-------- SOURCE DATA --------

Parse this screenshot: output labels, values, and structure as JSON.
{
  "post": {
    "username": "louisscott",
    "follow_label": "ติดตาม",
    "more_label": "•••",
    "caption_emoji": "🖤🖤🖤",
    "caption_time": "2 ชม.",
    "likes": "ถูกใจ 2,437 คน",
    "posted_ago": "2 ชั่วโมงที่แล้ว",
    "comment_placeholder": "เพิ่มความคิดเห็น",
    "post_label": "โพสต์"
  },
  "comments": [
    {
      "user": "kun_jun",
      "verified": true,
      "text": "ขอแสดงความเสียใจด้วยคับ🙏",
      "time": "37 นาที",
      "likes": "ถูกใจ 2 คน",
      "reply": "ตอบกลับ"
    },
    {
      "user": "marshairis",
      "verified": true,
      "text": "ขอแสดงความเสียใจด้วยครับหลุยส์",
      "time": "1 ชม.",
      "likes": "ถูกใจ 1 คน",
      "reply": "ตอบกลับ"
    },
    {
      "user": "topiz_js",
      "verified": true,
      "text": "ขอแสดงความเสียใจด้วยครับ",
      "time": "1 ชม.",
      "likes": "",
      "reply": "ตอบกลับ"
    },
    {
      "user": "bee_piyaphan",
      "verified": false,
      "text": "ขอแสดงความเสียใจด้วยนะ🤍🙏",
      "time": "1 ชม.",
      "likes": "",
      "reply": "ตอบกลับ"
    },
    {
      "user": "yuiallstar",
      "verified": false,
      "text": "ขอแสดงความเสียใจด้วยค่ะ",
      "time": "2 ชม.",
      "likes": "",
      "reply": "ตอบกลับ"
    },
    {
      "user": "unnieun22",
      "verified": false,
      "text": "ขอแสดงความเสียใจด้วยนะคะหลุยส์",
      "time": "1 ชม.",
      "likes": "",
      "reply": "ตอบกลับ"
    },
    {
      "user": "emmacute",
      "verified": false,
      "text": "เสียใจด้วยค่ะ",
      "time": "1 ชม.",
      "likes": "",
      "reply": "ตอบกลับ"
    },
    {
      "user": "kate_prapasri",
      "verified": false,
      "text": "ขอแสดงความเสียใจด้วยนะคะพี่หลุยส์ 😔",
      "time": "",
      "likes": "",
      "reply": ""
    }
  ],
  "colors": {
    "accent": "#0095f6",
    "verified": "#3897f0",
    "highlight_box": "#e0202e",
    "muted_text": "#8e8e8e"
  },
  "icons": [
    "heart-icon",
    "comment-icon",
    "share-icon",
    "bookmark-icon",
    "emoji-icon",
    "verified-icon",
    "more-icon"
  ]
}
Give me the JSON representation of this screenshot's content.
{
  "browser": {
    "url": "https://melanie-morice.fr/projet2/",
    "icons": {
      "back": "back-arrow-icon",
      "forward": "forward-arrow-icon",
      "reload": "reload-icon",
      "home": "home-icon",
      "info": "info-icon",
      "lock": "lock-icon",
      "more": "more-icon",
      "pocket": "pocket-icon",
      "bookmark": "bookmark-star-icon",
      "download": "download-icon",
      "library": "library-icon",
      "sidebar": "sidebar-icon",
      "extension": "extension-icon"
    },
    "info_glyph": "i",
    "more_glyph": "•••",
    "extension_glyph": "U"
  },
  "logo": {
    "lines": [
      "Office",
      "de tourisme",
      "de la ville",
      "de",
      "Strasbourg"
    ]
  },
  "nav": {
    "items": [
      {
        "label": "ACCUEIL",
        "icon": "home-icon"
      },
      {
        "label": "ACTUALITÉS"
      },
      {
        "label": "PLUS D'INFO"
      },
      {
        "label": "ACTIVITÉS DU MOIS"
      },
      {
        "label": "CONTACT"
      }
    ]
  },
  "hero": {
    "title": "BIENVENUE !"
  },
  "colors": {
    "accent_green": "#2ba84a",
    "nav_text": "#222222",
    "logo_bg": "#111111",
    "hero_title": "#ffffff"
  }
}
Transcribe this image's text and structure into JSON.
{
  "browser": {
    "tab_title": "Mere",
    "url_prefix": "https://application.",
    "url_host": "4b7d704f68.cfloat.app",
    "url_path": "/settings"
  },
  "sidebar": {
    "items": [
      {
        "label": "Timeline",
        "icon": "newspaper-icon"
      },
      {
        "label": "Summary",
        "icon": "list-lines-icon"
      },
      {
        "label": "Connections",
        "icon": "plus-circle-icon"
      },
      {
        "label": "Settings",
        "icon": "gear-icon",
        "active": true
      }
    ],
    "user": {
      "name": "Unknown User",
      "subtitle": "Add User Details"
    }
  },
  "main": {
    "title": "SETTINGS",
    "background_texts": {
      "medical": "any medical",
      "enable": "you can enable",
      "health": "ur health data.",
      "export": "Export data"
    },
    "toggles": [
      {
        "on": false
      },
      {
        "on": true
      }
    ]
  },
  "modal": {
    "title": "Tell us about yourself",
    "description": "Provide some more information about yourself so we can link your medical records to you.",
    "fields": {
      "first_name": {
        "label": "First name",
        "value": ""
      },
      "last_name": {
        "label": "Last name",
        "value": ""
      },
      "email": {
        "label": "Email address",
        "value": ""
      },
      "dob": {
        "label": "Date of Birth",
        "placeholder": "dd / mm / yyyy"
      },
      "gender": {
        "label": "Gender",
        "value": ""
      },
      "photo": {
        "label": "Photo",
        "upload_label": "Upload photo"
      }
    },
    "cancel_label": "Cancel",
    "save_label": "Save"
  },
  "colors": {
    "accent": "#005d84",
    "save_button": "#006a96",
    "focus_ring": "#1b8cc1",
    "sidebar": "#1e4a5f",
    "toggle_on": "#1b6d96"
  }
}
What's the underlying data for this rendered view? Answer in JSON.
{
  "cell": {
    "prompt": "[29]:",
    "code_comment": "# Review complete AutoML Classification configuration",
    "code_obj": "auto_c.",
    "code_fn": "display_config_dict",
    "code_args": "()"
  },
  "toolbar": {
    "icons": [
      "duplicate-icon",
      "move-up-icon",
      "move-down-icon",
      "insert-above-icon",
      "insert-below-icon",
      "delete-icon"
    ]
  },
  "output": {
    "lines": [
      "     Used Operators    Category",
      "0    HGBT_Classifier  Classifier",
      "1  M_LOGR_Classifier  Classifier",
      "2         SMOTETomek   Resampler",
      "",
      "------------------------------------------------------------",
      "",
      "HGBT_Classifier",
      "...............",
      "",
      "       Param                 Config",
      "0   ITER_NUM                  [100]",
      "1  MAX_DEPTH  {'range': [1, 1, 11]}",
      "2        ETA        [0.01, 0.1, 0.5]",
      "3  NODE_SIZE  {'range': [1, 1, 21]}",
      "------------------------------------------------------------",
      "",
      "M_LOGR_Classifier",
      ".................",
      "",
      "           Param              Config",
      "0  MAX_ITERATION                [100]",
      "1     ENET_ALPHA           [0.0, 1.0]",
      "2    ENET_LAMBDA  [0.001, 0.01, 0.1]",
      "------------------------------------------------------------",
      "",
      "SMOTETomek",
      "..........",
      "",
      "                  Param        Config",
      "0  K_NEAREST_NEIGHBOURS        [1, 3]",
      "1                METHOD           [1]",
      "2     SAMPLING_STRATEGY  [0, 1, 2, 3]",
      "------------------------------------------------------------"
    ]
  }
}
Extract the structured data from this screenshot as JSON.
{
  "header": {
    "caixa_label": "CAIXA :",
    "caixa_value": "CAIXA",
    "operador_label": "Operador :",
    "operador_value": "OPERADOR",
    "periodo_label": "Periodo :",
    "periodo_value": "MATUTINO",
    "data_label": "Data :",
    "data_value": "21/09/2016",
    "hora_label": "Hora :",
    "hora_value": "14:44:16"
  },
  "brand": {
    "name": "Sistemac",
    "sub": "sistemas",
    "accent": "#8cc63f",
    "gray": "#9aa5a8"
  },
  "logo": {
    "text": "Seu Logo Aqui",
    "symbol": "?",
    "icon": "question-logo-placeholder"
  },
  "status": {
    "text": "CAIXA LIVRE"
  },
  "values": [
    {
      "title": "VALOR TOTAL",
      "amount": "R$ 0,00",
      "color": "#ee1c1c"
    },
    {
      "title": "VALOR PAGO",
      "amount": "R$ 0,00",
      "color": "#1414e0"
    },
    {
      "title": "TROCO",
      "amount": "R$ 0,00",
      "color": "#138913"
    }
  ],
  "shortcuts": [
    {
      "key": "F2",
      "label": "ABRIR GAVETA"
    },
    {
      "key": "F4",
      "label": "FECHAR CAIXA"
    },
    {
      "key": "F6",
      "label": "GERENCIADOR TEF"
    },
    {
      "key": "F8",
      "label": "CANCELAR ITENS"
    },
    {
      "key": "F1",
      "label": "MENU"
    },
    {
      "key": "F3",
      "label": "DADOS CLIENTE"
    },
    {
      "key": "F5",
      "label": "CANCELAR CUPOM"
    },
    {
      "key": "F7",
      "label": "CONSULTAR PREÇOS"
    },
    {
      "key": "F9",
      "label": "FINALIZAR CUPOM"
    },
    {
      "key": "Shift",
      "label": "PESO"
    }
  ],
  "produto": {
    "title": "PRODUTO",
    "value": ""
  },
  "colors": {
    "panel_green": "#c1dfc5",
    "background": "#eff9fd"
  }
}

--------

WHAT NEEDS TO BE DONE ▸
Show the lines from the data above that contain the string "bookmark".

SOLUTION FOR THIS PROBLEM ▸
    "bookmark-icon",
      "bookmark": "bookmark-star-icon",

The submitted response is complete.